● EXERCISE DESCRIPTION: Tally every line of the material that includes "ffff", then give the tally and nothing else.

● STORED ROWS:
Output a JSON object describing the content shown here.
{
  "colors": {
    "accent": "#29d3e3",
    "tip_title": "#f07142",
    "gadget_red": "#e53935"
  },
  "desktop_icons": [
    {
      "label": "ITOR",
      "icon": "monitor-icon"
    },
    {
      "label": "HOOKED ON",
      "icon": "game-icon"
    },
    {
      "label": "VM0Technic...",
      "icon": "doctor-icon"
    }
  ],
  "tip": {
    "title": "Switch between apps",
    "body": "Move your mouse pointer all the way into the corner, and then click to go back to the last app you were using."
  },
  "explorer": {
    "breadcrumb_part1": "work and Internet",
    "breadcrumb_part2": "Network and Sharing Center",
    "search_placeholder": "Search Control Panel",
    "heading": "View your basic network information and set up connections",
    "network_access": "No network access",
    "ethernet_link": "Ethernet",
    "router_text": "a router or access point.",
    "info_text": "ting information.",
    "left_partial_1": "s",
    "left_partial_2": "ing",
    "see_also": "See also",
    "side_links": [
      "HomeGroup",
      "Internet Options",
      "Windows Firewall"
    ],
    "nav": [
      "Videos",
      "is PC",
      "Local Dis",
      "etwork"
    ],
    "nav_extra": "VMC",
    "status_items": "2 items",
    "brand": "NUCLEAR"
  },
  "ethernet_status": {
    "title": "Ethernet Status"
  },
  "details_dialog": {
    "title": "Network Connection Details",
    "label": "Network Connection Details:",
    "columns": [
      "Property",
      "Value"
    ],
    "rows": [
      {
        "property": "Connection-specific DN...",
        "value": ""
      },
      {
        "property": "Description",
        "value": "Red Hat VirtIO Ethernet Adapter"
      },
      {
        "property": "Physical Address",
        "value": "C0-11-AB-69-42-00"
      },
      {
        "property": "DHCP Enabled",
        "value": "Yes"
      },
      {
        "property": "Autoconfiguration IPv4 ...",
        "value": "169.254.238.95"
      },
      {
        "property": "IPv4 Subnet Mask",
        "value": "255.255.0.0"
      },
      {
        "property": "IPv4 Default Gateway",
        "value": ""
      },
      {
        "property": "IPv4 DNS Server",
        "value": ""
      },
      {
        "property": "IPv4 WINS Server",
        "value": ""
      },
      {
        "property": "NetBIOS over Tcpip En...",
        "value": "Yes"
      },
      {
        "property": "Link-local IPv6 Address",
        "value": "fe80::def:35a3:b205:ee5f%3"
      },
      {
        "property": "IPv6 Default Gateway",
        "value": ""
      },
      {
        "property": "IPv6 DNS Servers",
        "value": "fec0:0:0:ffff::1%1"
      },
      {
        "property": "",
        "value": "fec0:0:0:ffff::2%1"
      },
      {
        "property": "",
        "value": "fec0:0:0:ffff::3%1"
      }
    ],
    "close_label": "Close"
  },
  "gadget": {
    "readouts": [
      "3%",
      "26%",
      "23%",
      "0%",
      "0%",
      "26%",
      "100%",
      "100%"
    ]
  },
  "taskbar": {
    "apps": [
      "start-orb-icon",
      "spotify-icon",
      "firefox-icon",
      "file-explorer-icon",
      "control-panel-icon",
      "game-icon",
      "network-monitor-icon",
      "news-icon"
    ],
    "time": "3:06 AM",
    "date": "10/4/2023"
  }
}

● SOLUTION TO THIS TASK: 3